Goal – Pull every line containing "icon" out of the material below.

Working data –
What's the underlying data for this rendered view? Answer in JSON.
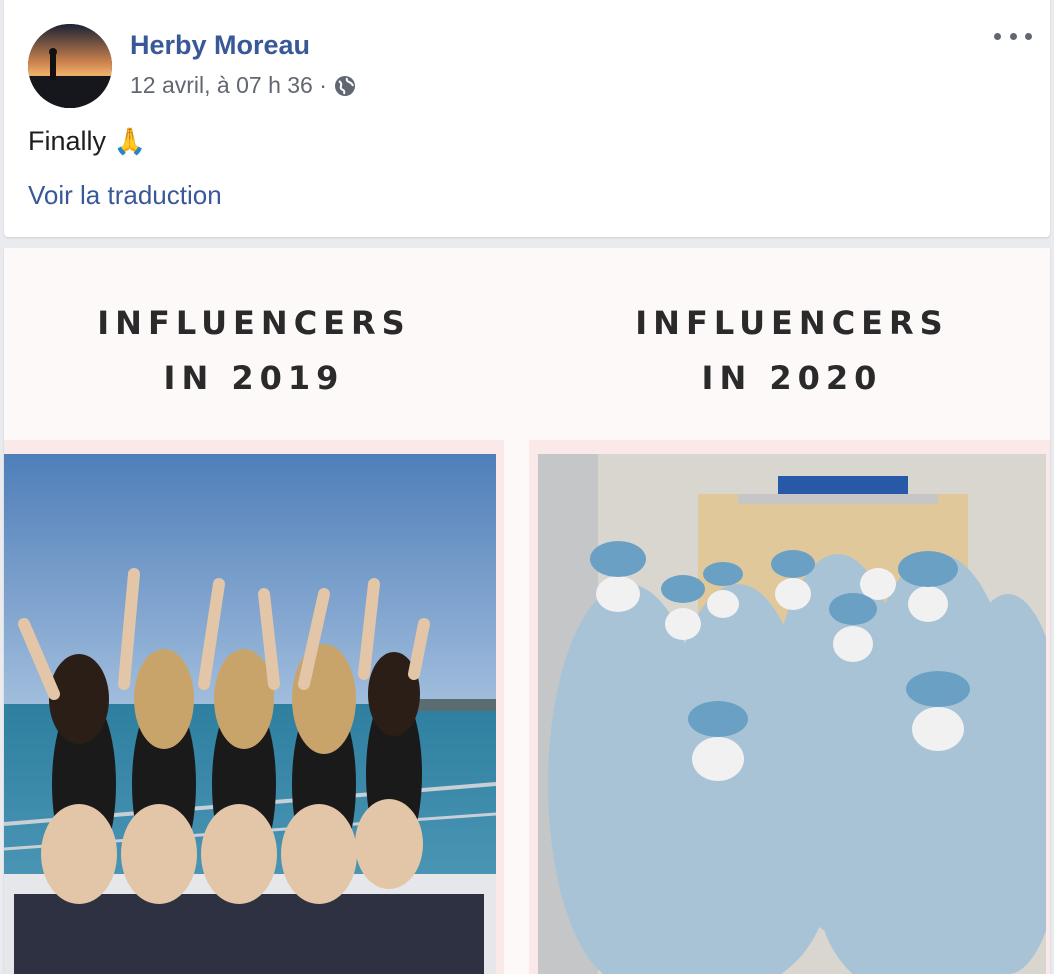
{
  "post": {
    "author": "Herby Moreau",
    "timestamp": "12 avril, à 07 h 36 ·",
    "privacy_icon": "globe-icon",
    "text": "Finally",
    "emoji": "🙏",
    "translate_label": "Voir la traduction",
    "more_icon": "more-options-icon"
  },
  "meme": {
    "left_title_line1": "INFLUENCERS",
    "left_title_line2": "IN 2019",
    "right_title_line1": "INFLUENCERS",
    "right_title_line2": "IN 2020"
  },
  "colors": {
    "link": "#385898",
    "meta": "#616770",
    "background": "#e9ebee"
  }
}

Response to the task –
    "privacy_icon": "globe-icon",
    "more_icon": "more-options-icon"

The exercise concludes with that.